▸ What to do: Copy the records from the start through the line containing "374, 119, 392]", swapping "option-key" for "choice-key" everywhere and leaving everything else unchanged.
---- Records for processing
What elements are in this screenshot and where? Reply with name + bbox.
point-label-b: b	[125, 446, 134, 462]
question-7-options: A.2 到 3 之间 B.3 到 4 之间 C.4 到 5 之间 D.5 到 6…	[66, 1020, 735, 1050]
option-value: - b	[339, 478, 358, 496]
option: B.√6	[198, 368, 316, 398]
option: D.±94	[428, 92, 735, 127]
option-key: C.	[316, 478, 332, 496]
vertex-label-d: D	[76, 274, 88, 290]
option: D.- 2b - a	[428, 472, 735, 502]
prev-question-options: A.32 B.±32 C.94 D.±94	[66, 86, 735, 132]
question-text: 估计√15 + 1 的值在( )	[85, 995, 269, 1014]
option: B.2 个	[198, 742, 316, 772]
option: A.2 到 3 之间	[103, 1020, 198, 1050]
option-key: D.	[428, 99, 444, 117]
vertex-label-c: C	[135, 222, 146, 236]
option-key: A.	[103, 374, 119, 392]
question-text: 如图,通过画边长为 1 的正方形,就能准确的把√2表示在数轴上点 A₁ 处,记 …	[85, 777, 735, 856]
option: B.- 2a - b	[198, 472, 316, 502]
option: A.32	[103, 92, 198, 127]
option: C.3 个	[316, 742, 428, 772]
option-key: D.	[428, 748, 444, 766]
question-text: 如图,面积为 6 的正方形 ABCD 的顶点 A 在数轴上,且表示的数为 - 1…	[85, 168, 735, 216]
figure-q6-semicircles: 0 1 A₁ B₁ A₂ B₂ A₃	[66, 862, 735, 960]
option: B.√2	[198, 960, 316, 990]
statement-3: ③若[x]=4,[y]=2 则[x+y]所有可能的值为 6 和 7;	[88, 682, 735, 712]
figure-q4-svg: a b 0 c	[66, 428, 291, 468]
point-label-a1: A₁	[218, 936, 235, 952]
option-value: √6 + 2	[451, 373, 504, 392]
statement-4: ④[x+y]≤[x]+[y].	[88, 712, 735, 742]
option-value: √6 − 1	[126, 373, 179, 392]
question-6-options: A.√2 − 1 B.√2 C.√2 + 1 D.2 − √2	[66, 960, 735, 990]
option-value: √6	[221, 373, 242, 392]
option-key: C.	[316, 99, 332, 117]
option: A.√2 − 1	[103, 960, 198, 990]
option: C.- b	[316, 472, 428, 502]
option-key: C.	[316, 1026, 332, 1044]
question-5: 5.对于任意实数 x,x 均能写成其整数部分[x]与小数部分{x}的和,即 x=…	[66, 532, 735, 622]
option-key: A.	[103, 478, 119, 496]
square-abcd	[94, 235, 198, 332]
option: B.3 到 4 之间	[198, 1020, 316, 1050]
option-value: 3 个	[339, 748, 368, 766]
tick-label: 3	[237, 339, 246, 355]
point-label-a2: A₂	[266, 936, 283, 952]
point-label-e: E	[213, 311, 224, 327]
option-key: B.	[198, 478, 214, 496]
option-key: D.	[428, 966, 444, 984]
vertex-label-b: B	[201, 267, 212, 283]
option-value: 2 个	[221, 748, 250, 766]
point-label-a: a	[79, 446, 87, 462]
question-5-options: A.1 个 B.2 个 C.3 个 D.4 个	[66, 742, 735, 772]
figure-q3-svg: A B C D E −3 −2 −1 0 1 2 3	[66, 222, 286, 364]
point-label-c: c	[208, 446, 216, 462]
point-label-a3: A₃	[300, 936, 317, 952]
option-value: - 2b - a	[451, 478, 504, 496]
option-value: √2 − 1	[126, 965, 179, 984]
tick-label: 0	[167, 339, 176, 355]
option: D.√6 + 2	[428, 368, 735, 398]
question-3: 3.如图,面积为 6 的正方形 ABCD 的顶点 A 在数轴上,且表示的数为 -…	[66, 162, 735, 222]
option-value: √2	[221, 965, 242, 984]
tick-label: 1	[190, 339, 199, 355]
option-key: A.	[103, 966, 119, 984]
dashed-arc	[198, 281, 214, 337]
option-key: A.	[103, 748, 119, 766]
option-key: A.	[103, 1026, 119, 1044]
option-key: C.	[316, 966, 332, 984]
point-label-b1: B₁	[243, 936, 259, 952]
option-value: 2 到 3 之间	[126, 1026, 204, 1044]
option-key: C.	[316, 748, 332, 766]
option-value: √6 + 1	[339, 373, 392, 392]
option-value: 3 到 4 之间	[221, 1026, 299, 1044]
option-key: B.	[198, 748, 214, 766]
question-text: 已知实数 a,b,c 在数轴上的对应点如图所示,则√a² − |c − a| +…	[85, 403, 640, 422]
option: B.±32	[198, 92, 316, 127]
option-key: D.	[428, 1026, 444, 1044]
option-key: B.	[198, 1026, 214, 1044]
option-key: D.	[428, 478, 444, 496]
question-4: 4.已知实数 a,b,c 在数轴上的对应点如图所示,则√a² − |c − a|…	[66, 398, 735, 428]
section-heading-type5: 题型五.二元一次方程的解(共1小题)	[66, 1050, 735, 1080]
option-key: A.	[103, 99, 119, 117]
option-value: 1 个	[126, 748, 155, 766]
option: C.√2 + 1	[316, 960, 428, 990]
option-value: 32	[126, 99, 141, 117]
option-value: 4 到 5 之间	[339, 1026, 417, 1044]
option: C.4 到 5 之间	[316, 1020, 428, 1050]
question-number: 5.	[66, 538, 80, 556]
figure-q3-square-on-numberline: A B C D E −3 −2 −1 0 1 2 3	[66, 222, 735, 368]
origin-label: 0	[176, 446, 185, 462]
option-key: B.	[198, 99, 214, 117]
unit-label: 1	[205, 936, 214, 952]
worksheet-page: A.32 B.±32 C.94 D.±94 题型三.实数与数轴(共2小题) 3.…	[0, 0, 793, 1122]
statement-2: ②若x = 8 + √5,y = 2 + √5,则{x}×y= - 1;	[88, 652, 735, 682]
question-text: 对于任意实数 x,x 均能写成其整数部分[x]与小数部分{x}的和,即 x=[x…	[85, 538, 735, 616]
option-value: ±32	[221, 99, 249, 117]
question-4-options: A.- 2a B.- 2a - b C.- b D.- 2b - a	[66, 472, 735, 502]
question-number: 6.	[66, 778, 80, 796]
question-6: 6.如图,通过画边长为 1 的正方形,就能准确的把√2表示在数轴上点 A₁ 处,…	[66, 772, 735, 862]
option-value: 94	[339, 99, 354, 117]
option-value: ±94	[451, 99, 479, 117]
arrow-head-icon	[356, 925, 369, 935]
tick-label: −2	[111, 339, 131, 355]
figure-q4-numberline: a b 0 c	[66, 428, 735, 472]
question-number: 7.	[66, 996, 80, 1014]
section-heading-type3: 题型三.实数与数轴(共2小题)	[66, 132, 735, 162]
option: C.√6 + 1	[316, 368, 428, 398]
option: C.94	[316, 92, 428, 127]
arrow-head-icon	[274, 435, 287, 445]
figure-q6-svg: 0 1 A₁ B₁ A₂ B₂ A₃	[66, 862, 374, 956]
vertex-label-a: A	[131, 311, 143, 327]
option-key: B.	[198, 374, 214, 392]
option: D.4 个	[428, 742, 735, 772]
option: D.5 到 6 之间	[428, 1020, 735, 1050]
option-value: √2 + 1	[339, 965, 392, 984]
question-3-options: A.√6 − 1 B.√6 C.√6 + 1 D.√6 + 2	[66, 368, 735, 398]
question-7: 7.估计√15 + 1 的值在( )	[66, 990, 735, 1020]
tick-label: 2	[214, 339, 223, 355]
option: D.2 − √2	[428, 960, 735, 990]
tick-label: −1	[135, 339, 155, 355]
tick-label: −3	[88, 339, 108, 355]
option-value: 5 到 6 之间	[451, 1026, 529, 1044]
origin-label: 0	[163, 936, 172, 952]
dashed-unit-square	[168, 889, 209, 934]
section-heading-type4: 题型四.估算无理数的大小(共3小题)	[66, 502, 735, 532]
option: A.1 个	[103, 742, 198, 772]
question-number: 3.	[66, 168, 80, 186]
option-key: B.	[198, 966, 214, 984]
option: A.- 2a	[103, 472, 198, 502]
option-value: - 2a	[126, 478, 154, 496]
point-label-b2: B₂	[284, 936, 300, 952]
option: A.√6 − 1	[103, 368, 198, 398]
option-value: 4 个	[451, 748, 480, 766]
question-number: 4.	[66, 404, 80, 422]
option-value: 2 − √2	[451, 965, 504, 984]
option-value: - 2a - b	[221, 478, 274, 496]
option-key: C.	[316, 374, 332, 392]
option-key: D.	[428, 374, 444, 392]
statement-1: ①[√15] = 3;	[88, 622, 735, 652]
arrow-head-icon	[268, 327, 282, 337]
--------
▸ Result of this exercise:
What elements are in this screenshot and where? Reply with name + bbox.
point-label-b: b	[125, 446, 134, 462]
question-7-options: A.2 到 3 之间 B.3 到 4 之间 C.4 到 5 之间 D.5 到 6…	[66, 1020, 735, 1050]
option-value: - b	[339, 478, 358, 496]
option: B.√6	[198, 368, 316, 398]
option: D.±94	[428, 92, 735, 127]
choice-key: C.	[316, 478, 332, 496]
vertex-label-d: D	[76, 274, 88, 290]
option: D.- 2b - a	[428, 472, 735, 502]
prev-question-options: A.32 B.±32 C.94 D.±94	[66, 86, 735, 132]
question-text: 估计√15 + 1 的值在( )	[85, 995, 269, 1014]
option: B.2 个	[198, 742, 316, 772]
option: A.2 到 3 之间	[103, 1020, 198, 1050]
choice-key: D.	[428, 99, 444, 117]
vertex-label-c: C	[135, 222, 146, 236]
choice-key: A.	[103, 374, 119, 392]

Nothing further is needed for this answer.